To be done - Below are the records. Gather each line that holds "page".

Records to use -
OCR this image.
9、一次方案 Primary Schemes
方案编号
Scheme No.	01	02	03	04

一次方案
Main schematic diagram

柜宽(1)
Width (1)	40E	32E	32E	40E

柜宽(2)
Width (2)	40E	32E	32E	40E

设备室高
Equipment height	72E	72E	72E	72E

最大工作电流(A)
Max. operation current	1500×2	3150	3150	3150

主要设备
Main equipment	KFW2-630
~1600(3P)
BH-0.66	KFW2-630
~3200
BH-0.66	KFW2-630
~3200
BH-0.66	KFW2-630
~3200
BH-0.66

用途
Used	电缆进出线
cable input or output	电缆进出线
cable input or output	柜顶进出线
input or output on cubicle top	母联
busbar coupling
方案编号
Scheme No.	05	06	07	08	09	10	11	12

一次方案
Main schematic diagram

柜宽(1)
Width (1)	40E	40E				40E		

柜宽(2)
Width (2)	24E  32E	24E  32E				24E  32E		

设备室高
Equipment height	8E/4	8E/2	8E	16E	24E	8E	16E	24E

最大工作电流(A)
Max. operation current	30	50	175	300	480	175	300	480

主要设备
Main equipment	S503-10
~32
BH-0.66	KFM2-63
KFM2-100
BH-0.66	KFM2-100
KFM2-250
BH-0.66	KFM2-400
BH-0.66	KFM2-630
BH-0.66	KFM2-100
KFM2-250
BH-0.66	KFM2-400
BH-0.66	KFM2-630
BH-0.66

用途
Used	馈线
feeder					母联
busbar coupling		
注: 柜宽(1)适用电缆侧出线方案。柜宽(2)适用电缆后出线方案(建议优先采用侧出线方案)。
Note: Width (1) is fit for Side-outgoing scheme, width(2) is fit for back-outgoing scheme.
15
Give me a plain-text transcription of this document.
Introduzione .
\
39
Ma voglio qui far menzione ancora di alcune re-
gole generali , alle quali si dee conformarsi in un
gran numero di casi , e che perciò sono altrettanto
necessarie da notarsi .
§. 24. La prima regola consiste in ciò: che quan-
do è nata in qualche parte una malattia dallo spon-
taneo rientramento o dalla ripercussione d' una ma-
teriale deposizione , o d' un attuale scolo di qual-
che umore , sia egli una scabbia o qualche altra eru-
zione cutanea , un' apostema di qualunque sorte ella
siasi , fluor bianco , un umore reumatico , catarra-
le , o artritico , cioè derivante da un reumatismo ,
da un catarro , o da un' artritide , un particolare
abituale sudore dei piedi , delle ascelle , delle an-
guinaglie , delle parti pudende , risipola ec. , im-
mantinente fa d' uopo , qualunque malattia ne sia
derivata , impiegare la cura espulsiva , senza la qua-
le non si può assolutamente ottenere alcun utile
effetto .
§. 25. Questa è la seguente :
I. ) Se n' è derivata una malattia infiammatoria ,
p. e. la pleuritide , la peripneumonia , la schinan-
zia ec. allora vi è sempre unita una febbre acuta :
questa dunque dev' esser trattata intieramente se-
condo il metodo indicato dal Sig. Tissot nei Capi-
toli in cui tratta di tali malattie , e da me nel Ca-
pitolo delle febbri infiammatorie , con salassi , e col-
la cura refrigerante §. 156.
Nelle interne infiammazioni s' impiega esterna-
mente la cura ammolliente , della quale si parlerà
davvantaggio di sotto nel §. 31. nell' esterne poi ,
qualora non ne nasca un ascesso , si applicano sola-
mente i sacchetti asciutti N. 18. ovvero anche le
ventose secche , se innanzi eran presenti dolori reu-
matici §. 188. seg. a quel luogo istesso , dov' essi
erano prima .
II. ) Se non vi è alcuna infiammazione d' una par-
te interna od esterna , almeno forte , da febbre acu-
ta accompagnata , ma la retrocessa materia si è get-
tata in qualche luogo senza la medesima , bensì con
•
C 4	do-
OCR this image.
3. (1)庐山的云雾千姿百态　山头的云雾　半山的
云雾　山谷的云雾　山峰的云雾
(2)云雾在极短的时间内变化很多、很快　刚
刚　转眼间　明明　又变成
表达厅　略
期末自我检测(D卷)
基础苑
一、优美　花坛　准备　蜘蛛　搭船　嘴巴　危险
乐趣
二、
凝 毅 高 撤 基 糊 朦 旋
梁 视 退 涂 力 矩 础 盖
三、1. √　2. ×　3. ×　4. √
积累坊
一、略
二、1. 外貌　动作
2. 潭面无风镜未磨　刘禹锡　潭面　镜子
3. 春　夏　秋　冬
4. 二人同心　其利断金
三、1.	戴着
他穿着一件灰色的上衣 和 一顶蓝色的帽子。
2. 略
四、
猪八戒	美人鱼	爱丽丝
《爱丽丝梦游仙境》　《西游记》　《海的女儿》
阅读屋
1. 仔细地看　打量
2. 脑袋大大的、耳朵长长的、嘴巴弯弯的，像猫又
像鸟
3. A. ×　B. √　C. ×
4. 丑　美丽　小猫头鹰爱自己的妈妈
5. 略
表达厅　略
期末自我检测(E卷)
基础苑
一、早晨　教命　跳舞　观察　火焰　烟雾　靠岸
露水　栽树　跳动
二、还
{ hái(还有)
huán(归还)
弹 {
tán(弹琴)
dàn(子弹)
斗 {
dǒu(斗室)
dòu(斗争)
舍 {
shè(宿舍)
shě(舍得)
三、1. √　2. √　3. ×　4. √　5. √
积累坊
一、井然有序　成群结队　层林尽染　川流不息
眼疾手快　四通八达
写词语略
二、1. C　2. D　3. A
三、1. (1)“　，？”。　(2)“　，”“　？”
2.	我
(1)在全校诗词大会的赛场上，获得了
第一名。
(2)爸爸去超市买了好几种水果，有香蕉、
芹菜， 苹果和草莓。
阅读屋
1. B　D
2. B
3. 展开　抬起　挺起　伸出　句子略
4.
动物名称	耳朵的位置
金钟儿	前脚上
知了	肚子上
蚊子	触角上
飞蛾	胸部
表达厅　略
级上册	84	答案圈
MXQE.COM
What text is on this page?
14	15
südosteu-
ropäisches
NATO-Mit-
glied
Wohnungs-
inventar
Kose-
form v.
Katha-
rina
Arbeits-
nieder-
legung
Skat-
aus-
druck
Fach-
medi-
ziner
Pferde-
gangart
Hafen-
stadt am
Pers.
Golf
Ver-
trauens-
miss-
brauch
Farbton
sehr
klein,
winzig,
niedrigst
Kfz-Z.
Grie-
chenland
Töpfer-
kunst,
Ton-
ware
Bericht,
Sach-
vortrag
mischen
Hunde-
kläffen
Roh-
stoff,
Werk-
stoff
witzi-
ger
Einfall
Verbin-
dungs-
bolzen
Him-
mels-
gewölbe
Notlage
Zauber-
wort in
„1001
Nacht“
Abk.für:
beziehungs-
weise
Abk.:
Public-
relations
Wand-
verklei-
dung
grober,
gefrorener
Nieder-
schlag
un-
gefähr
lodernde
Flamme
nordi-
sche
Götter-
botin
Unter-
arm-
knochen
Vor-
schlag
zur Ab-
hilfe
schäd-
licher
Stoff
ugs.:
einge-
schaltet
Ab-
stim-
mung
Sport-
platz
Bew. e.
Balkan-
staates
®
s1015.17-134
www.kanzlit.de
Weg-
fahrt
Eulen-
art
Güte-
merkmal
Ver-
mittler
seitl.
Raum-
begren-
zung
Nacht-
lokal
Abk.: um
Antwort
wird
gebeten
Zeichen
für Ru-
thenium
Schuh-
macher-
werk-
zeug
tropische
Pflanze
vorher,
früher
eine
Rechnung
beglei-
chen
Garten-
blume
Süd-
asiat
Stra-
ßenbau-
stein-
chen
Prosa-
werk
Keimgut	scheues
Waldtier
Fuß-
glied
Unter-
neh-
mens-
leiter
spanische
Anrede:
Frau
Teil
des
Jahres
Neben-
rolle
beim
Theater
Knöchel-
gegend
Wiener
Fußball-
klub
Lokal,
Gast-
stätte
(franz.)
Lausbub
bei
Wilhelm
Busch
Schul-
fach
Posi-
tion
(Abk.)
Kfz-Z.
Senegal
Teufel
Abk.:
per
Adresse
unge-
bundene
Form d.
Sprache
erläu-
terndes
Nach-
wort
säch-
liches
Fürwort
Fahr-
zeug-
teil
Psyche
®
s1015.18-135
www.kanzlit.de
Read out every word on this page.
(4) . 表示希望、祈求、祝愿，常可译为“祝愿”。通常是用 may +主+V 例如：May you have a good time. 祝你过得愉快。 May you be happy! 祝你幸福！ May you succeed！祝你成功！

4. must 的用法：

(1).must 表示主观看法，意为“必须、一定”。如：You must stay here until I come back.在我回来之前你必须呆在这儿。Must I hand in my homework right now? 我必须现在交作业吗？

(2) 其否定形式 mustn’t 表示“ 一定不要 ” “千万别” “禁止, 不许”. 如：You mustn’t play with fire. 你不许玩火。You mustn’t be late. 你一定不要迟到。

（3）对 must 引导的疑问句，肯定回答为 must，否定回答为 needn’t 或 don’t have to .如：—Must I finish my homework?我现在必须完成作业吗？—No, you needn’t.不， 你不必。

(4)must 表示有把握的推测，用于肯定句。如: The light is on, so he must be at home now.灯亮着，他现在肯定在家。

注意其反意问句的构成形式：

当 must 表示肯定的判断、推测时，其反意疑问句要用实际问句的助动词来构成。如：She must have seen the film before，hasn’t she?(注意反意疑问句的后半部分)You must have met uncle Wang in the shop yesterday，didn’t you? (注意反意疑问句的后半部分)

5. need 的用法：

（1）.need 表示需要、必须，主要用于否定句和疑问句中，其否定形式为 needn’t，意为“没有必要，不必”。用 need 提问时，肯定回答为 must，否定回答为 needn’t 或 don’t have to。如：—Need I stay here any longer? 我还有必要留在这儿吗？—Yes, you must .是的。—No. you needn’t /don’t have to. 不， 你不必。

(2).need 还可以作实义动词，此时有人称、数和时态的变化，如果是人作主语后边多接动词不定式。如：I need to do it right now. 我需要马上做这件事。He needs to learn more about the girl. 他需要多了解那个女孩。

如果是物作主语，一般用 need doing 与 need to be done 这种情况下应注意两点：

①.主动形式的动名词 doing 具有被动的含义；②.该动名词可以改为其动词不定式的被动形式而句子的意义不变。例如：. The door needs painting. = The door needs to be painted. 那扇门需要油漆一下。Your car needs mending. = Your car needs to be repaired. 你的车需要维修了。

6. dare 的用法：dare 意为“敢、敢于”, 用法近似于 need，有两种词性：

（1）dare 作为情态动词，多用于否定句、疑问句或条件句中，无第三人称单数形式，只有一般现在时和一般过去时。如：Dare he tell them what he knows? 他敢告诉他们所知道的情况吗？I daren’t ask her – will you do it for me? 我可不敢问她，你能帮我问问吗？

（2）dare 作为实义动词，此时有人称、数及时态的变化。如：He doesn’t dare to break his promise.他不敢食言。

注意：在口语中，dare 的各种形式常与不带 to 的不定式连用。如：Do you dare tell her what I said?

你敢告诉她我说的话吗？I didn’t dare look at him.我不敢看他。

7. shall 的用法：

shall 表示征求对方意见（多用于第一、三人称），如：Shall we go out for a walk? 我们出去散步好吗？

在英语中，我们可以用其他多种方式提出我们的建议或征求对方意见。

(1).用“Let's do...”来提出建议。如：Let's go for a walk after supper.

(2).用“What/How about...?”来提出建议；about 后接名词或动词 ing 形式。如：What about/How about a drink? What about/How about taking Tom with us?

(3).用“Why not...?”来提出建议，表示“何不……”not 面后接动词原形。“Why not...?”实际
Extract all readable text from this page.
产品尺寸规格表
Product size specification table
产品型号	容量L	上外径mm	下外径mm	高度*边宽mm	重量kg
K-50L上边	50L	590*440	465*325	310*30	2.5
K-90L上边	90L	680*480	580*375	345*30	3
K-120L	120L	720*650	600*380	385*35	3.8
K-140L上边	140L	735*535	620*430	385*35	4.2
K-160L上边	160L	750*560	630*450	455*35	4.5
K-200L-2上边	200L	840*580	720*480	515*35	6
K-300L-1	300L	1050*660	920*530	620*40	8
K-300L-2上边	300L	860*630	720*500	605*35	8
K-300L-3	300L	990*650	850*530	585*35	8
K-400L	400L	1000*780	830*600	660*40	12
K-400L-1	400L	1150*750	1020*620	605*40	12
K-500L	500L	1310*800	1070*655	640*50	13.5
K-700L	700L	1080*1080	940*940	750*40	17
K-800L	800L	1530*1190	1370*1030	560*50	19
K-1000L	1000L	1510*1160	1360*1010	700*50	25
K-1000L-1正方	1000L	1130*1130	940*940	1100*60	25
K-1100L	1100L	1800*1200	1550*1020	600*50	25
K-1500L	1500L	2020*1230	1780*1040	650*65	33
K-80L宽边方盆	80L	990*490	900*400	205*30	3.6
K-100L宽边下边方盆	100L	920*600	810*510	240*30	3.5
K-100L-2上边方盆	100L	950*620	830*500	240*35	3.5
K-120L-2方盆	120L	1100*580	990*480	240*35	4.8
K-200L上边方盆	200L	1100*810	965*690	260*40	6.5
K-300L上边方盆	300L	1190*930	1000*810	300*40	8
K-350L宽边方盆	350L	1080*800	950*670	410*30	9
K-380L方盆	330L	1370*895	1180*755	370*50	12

Correct answer -
What text is on this page?
Read out every word on this page.
Extract all readable text from this page.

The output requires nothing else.